Start
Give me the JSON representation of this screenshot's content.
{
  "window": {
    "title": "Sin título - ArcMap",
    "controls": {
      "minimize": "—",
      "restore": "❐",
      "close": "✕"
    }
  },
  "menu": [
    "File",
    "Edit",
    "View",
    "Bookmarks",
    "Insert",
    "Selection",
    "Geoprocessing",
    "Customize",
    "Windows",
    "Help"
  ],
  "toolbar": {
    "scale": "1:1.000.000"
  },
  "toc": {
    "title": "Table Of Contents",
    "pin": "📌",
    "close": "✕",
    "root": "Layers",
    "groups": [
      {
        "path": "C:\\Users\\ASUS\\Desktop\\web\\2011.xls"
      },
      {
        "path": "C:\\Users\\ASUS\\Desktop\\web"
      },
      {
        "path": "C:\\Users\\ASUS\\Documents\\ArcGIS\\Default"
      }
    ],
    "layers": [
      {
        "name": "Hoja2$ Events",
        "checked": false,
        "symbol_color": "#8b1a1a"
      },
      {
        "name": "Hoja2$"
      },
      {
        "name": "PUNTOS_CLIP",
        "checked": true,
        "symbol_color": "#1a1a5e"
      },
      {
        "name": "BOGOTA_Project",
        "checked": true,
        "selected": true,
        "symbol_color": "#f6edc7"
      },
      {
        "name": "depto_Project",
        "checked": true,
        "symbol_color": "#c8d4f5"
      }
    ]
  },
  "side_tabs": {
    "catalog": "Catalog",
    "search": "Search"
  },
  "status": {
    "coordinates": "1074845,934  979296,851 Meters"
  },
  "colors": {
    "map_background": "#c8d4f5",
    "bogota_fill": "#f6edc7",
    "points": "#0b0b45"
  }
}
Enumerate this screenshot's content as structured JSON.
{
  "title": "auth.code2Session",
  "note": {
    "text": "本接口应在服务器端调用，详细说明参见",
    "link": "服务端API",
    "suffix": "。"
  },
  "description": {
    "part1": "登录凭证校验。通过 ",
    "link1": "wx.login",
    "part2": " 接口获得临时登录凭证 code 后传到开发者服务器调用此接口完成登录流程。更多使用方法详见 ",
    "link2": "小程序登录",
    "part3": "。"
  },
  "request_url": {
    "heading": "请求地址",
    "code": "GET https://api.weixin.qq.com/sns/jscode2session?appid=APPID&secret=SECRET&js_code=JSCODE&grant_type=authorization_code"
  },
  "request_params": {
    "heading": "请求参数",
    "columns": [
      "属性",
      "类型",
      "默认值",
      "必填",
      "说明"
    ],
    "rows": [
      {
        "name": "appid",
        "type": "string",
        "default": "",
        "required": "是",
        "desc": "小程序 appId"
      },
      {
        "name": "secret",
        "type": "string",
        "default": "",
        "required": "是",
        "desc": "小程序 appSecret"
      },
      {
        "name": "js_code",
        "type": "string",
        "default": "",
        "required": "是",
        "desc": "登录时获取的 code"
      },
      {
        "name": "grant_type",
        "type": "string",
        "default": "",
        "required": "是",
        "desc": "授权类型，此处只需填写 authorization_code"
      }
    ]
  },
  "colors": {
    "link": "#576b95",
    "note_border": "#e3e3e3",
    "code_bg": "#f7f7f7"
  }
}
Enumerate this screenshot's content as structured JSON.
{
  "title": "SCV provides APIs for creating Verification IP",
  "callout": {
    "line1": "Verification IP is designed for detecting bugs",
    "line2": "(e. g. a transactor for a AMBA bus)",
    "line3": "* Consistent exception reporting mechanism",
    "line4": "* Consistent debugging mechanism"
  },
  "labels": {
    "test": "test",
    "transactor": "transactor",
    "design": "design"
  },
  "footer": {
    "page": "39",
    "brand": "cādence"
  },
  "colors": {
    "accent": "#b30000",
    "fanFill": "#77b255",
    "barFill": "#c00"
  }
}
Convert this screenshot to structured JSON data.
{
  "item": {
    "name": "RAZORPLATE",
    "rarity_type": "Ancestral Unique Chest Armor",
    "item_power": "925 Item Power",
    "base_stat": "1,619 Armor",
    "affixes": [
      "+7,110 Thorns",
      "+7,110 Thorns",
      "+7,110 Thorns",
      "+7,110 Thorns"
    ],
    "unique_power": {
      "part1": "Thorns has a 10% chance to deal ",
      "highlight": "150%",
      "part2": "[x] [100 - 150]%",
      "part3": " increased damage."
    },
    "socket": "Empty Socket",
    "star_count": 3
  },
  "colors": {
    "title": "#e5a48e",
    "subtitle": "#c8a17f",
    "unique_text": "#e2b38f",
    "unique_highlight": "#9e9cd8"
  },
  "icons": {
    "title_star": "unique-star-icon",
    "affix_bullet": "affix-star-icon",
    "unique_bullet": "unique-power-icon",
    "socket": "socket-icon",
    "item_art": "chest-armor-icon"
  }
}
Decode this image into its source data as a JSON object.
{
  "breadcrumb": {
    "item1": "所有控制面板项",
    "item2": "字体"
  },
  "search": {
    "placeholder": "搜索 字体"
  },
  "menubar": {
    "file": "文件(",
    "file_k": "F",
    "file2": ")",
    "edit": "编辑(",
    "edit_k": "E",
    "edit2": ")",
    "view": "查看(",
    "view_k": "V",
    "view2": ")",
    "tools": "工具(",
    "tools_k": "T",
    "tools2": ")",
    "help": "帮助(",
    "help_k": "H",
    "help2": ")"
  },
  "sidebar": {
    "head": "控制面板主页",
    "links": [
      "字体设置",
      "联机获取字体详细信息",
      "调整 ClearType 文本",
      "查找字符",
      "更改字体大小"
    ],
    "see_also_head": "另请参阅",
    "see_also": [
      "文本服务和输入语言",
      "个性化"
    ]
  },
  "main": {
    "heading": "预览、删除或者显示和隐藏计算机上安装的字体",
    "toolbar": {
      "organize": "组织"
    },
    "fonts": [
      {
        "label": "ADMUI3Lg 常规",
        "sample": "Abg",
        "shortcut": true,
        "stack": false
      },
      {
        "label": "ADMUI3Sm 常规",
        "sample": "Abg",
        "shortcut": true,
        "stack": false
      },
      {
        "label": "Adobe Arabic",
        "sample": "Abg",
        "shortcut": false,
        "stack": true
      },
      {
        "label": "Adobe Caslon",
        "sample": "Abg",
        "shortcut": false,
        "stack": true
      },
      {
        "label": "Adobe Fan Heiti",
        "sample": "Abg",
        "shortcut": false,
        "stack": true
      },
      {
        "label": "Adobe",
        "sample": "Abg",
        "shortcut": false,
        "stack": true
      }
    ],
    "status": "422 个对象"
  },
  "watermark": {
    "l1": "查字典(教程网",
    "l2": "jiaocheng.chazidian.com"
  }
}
End
To do: Copy out each line in the preceding records that contains "Desktop".

Response to the task:
        "path": "C:\\Users\\ASUS\\Desktop\\web\\2011.xls"
        "path": "C:\\Users\\ASUS\\Desktop\\web"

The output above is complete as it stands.